Short problem: Repeat all of the material exactly as given.

Structured figure records:
===

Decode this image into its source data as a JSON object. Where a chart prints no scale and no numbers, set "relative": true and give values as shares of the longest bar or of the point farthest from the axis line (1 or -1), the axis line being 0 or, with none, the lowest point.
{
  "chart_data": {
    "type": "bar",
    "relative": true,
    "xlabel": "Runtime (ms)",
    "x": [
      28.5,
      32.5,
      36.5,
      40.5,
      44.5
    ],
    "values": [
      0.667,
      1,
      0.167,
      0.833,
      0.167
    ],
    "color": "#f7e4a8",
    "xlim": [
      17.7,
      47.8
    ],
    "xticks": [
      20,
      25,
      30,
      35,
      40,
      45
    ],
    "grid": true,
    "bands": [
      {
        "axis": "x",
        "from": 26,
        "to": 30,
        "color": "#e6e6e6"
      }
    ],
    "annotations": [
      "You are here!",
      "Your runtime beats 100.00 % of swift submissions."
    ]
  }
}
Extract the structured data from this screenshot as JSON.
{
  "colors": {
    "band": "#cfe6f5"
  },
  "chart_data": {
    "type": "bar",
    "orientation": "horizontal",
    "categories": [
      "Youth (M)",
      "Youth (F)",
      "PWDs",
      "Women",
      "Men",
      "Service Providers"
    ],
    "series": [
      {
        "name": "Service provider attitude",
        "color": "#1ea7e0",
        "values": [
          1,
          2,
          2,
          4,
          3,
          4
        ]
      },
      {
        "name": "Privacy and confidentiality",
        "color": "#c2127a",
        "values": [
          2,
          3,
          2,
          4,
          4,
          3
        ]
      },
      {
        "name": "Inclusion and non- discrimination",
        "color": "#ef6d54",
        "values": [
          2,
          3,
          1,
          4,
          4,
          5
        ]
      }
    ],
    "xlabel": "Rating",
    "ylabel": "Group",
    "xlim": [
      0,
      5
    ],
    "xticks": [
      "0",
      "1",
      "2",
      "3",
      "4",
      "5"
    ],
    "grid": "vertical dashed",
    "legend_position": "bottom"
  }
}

===

Answer to this task:
Decode this image into its source data as a JSON object. Where a chart prints no scale and no numbers, set "relative": true and give values as shares of the longest bar or of the point farthest from the axis line (1 or -1), the axis line being 0 or, with none, the lowest point.
{
  "chart_data": {
    "type": "bar",
    "relative": true,
    "xlabel": "Runtime (ms)",
    "x": [
      28.5,
      32.5,
      36.5,
      40.5,
      44.5
    ],
    "values": [
      0.667,
      1,
      0.167,
      0.833,
      0.167
    ],
    "color": "#f7e4a8",
    "xlim": [
      17.7,
      47.8
    ],
    "xticks": [
      20,
      25,
      30,
      35,
      40,
      45
    ],
    "grid": true,
    "bands": [
      {
        "axis": "x",
        "from": 26,
        "to": 30,
        "color": "#e6e6e6"
      }
    ],
    "annotations": [
      "You are here!",
      "Your runtime beats 100.00 % of swift submissions."
    ]
  }
}
Extract the structured data from this screenshot as JSON.
{
  "colors": {
    "band": "#cfe6f5"
  },
  "chart_data": {
    "type": "bar",
    "orientation": "horizontal",
    "categories": [
      "Youth (M)",
      "Youth (F)",
      "PWDs",
      "Women",
      "Men",
      "Service Providers"
    ],
    "series": [
      {
        "name": "Service provider attitude",
        "color": "#1ea7e0",
        "values": [
          1,
          2,
          2,
          4,
          3,
          4
        ]
      },
      {
        "name": "Privacy and confidentiality",
        "color": "#c2127a",
        "values": [
          2,
          3,
          2,
          4,
          4,
          3
        ]
      },
      {
        "name": "Inclusion and non- discrimination",
        "color": "#ef6d54",
        "values": [
          2,
          3,
          1,
          4,
          4,
          5
        ]
      }
    ],
    "xlabel": "Rating",
    "ylabel": "Group",
    "xlim": [
      0,
      5
    ],
    "xticks": [
      "0",
      "1",
      "2",
      "3",
      "4",
      "5"
    ],
    "grid": "vertical dashed",
    "legend_position": "bottom"
  }
}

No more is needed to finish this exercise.